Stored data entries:
▼

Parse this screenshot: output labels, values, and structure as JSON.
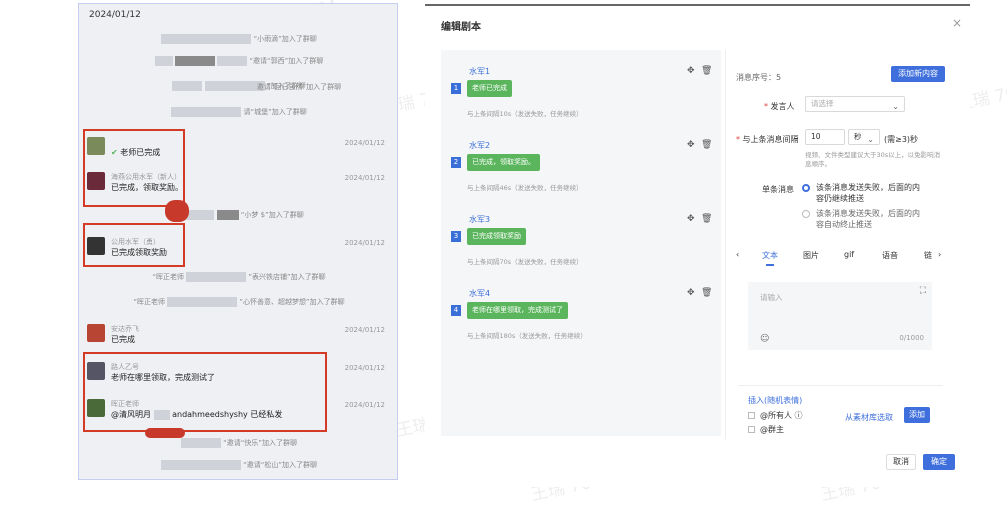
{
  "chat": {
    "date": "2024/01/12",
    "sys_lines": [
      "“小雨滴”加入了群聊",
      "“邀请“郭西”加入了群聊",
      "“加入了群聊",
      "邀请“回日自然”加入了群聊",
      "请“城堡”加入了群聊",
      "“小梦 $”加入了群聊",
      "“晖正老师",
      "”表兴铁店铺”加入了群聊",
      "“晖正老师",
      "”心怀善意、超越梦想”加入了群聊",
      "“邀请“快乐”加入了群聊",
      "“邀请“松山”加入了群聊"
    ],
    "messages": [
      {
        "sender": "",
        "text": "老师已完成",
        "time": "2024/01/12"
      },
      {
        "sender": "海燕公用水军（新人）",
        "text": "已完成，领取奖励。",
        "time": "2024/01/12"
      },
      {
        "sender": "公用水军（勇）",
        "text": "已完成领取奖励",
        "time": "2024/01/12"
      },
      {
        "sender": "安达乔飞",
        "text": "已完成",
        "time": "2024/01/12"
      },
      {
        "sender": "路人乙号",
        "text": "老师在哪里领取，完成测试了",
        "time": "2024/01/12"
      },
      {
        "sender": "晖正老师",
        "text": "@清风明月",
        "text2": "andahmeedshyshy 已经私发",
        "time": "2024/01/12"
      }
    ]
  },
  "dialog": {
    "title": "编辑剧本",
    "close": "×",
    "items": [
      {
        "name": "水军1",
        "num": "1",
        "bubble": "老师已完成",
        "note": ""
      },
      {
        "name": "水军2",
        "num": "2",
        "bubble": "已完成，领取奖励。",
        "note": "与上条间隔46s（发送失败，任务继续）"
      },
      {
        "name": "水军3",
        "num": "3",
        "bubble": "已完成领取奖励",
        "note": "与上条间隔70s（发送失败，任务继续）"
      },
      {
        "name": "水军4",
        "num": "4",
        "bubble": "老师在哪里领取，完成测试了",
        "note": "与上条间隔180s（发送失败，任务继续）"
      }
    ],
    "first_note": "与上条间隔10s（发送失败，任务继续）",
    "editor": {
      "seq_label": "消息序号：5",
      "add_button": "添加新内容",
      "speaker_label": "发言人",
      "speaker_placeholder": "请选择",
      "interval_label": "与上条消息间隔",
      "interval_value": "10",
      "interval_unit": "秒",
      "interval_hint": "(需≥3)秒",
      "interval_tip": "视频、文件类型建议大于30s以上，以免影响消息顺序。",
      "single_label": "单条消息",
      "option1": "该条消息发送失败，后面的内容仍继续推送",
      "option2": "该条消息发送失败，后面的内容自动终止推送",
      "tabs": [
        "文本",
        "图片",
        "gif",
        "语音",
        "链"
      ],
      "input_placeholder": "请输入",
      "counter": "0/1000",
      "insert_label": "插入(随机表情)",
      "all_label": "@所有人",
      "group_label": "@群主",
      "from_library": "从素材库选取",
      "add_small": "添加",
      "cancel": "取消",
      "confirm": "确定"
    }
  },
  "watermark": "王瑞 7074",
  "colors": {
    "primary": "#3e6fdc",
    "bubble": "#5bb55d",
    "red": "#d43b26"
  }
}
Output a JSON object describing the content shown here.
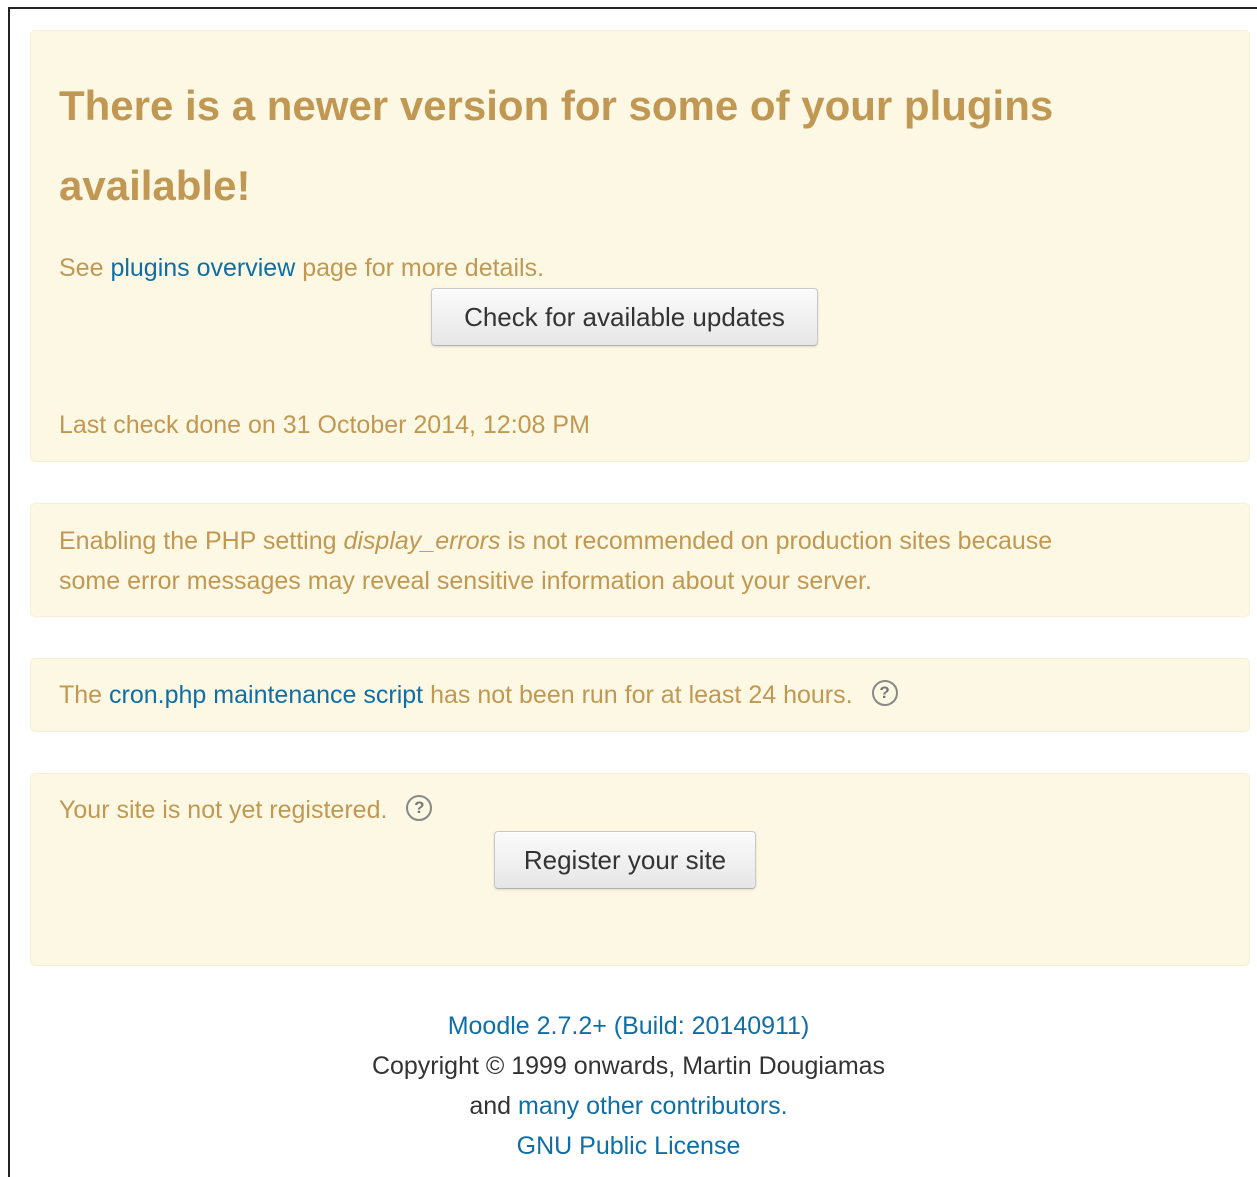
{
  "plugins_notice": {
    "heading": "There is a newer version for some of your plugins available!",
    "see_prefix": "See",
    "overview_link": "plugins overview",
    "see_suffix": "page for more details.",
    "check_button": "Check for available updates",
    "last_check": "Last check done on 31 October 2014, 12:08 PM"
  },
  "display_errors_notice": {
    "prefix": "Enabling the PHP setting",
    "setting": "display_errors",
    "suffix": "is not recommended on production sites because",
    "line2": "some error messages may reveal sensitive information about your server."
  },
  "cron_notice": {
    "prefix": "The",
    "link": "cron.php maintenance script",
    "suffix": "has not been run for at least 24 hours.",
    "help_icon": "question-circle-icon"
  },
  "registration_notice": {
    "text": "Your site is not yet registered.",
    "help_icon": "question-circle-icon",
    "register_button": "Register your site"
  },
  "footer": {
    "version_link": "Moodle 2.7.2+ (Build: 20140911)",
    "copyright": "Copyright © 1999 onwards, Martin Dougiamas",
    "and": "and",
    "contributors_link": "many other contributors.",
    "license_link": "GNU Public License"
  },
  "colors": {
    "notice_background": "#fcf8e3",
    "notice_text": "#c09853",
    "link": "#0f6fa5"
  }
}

▲
▼

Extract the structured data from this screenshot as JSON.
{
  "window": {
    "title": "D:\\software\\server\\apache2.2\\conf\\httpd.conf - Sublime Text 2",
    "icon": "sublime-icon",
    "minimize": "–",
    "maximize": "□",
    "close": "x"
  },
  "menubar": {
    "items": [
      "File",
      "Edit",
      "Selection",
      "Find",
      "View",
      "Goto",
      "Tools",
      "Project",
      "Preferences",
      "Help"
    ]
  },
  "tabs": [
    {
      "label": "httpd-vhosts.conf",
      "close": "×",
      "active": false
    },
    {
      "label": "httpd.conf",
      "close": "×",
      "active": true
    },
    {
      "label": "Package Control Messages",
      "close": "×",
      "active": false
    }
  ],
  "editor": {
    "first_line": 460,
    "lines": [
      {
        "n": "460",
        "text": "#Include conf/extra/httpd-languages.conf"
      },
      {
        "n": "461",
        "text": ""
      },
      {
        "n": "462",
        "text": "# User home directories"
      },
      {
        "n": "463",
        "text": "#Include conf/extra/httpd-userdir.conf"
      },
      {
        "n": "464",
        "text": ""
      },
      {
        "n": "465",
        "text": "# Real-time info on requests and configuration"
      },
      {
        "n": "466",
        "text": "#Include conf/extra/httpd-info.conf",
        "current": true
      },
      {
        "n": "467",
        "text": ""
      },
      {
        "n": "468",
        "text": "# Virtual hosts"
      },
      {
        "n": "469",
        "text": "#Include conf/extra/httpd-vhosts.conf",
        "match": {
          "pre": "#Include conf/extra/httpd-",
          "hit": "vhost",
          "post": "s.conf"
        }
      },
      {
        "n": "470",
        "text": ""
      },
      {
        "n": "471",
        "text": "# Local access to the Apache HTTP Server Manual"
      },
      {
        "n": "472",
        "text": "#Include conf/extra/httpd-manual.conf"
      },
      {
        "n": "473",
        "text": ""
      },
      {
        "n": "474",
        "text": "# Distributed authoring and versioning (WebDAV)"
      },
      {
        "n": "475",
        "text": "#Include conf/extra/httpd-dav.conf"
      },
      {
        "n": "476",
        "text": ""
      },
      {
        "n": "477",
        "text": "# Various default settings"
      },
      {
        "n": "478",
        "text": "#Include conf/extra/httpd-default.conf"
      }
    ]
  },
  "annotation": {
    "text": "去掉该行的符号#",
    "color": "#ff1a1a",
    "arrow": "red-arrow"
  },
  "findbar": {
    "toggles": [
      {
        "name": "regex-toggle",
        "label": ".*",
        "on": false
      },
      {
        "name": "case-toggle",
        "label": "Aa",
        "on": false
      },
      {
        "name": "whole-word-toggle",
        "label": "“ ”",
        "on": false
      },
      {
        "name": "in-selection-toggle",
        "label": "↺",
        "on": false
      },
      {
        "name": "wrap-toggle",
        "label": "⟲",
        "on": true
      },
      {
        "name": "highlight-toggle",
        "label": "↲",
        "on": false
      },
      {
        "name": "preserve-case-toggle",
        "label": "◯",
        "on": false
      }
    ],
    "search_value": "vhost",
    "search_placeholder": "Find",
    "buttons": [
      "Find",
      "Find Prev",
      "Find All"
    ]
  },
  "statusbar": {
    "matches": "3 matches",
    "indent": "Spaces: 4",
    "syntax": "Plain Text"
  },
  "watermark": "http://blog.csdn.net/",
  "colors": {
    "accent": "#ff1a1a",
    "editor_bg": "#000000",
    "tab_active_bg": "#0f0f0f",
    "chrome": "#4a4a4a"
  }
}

▲
▼

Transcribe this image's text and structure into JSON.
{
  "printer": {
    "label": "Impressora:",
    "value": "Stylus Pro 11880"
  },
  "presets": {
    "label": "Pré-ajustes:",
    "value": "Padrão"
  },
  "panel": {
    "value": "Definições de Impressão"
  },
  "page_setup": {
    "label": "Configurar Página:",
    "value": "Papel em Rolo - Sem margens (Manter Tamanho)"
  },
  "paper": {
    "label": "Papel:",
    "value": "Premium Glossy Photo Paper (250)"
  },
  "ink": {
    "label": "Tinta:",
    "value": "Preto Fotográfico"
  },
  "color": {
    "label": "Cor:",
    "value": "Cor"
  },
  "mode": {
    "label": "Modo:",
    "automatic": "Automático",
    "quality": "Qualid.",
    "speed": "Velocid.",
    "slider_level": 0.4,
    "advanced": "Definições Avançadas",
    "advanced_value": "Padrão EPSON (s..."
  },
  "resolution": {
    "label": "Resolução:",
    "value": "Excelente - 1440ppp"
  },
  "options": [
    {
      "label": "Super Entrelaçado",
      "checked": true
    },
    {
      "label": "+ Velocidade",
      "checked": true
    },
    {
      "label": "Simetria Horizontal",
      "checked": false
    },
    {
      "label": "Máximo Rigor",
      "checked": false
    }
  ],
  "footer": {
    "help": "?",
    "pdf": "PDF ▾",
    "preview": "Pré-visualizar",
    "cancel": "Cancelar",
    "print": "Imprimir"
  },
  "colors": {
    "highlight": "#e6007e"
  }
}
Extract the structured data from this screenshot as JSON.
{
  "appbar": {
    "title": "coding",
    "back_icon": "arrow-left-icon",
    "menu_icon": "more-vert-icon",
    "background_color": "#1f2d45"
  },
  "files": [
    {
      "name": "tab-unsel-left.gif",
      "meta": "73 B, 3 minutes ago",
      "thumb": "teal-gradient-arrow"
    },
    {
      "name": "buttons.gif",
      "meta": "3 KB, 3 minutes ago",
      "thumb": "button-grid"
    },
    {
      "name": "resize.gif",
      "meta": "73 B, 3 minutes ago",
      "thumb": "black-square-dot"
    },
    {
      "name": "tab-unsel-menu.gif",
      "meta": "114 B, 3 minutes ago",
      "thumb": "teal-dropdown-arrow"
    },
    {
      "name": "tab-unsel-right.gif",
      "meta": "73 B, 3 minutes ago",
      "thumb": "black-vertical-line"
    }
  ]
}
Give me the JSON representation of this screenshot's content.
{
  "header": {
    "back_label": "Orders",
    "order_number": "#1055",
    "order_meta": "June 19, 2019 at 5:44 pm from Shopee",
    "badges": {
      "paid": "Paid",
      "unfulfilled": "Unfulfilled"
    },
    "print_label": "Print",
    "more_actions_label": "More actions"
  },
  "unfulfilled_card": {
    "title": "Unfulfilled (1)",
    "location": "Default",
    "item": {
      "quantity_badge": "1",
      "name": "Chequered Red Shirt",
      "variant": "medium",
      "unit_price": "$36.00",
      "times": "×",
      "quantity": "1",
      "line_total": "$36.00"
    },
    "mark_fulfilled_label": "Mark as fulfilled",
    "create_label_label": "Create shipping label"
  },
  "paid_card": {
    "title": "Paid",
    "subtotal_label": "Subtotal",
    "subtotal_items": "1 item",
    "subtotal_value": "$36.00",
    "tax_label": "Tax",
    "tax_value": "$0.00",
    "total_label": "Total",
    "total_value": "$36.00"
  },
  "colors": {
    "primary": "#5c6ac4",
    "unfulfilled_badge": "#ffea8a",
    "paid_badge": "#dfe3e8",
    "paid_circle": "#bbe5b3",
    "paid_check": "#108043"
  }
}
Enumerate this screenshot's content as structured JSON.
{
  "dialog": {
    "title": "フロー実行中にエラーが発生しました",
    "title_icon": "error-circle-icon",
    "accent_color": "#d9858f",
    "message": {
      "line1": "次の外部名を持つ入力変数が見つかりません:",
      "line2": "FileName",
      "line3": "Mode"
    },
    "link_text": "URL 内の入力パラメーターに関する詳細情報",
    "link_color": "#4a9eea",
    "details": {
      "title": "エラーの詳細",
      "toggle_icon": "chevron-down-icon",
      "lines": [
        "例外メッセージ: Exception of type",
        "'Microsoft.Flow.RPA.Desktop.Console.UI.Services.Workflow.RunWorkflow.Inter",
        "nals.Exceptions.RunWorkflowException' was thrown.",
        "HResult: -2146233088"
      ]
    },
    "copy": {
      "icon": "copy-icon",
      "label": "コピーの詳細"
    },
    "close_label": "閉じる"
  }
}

▲

STATED PROBLEM: Look through the data and show every line containing "Padrão".

RESPONSE:
    "value": "Padrão"
    "advanced_value": "Padrão EPSON (s..."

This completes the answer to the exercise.